■ WORK TO BE COMPLETED ■
Count the lines in the entries below that contain the string "cumulative", and give only the number.

■ A sequence of entries ■
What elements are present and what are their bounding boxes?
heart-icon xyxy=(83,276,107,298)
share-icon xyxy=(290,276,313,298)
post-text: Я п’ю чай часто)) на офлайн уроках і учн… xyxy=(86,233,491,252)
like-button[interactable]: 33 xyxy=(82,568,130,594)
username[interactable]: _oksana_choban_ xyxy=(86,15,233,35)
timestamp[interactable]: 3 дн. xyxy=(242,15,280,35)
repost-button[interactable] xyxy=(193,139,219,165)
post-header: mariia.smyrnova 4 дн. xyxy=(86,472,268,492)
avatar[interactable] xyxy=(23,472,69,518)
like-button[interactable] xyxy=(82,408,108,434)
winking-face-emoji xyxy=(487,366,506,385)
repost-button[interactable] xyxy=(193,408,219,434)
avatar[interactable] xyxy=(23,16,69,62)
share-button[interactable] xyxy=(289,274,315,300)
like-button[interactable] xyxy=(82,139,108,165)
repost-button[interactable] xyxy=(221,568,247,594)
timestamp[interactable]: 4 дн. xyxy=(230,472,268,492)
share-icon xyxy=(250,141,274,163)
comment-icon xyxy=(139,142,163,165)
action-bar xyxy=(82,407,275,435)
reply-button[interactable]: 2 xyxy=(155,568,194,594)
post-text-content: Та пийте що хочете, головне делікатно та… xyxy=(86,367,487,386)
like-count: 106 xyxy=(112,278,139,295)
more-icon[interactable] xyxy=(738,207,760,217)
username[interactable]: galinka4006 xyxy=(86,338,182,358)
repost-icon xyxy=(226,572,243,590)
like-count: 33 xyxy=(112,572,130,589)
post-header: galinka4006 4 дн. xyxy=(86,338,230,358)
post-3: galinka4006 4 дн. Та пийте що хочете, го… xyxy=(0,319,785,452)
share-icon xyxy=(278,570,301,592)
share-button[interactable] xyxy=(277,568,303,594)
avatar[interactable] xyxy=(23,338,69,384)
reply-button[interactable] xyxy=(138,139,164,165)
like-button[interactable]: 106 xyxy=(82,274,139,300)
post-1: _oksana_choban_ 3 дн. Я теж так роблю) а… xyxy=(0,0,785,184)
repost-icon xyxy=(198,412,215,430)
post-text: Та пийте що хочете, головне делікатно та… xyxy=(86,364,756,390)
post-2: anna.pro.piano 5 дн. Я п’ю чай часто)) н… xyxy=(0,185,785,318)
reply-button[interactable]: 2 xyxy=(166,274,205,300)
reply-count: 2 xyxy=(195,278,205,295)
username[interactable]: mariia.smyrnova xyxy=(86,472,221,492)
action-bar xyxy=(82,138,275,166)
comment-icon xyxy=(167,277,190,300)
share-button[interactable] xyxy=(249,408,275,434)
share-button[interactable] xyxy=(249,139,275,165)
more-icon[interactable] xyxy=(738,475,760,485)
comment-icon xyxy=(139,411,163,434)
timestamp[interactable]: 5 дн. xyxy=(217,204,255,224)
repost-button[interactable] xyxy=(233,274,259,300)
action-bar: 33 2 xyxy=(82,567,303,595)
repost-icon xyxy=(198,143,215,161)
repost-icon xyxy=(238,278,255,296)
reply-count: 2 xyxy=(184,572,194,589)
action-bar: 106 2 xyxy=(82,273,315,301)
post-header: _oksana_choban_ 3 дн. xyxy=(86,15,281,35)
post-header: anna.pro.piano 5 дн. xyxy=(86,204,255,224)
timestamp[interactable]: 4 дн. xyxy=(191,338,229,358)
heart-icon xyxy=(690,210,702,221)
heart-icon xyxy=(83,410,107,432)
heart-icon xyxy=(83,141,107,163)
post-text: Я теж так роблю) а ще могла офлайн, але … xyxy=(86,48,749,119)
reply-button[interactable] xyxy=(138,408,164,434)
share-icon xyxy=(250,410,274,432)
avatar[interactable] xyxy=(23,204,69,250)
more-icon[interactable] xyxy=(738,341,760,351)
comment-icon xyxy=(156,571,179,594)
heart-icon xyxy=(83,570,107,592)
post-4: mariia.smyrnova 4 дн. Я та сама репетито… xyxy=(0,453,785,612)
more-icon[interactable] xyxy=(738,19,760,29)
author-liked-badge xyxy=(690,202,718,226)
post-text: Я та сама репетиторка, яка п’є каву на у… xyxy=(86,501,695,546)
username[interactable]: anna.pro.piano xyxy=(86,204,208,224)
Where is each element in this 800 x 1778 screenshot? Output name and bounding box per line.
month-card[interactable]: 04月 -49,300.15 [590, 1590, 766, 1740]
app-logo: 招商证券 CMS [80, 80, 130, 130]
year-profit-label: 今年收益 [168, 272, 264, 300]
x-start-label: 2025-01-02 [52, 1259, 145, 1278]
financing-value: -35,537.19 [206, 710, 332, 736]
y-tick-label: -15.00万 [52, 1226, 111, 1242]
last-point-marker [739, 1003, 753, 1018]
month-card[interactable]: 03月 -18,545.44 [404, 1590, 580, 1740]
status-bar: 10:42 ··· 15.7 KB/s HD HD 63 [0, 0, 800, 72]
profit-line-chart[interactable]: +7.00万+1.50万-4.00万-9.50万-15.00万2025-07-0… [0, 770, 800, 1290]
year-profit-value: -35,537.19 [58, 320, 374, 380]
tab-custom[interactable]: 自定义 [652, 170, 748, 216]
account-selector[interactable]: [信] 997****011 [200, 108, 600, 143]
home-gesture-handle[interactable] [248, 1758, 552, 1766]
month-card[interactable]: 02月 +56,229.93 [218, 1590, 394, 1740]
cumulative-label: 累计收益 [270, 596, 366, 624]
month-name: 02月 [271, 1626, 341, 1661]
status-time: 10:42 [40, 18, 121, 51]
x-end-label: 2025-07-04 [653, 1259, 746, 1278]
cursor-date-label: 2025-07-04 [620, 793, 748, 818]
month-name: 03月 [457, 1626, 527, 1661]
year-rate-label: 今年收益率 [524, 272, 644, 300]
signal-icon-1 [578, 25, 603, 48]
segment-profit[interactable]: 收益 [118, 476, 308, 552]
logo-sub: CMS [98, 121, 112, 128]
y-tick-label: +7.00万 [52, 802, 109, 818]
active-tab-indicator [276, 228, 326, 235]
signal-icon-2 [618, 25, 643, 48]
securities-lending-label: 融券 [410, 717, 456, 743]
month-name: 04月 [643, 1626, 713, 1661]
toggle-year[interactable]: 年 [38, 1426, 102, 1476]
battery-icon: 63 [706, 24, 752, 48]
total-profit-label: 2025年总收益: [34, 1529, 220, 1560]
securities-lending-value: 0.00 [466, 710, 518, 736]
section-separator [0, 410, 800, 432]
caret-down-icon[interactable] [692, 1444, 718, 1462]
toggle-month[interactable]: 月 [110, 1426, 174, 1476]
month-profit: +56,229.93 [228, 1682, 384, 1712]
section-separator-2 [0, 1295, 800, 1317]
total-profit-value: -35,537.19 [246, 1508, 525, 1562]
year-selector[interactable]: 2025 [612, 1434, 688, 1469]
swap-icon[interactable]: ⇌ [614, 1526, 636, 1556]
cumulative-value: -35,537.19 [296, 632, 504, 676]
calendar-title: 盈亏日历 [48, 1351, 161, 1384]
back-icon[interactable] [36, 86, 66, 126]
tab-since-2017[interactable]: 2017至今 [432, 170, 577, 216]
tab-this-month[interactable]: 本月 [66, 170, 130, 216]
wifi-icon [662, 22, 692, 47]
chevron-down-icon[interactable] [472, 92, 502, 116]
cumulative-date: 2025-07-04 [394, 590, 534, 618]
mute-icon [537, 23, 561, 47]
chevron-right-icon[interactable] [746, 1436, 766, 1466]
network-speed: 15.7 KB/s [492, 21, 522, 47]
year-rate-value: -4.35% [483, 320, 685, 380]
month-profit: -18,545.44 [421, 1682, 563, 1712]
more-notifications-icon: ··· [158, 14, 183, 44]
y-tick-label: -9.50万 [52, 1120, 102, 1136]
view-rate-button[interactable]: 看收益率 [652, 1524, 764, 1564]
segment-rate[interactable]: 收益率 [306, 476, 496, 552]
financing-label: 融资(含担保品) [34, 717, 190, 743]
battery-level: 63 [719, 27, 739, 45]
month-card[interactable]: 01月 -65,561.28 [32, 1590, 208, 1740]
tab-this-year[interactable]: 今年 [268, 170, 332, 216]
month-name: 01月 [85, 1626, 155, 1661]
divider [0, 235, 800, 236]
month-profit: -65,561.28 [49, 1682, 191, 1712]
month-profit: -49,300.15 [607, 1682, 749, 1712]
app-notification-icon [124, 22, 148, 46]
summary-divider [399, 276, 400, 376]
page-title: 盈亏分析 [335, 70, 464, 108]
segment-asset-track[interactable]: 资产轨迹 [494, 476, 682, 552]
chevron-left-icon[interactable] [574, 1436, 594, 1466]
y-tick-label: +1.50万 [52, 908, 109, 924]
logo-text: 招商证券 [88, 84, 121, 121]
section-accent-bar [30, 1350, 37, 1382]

■ ANSWER TO THE PROBLEM ■
3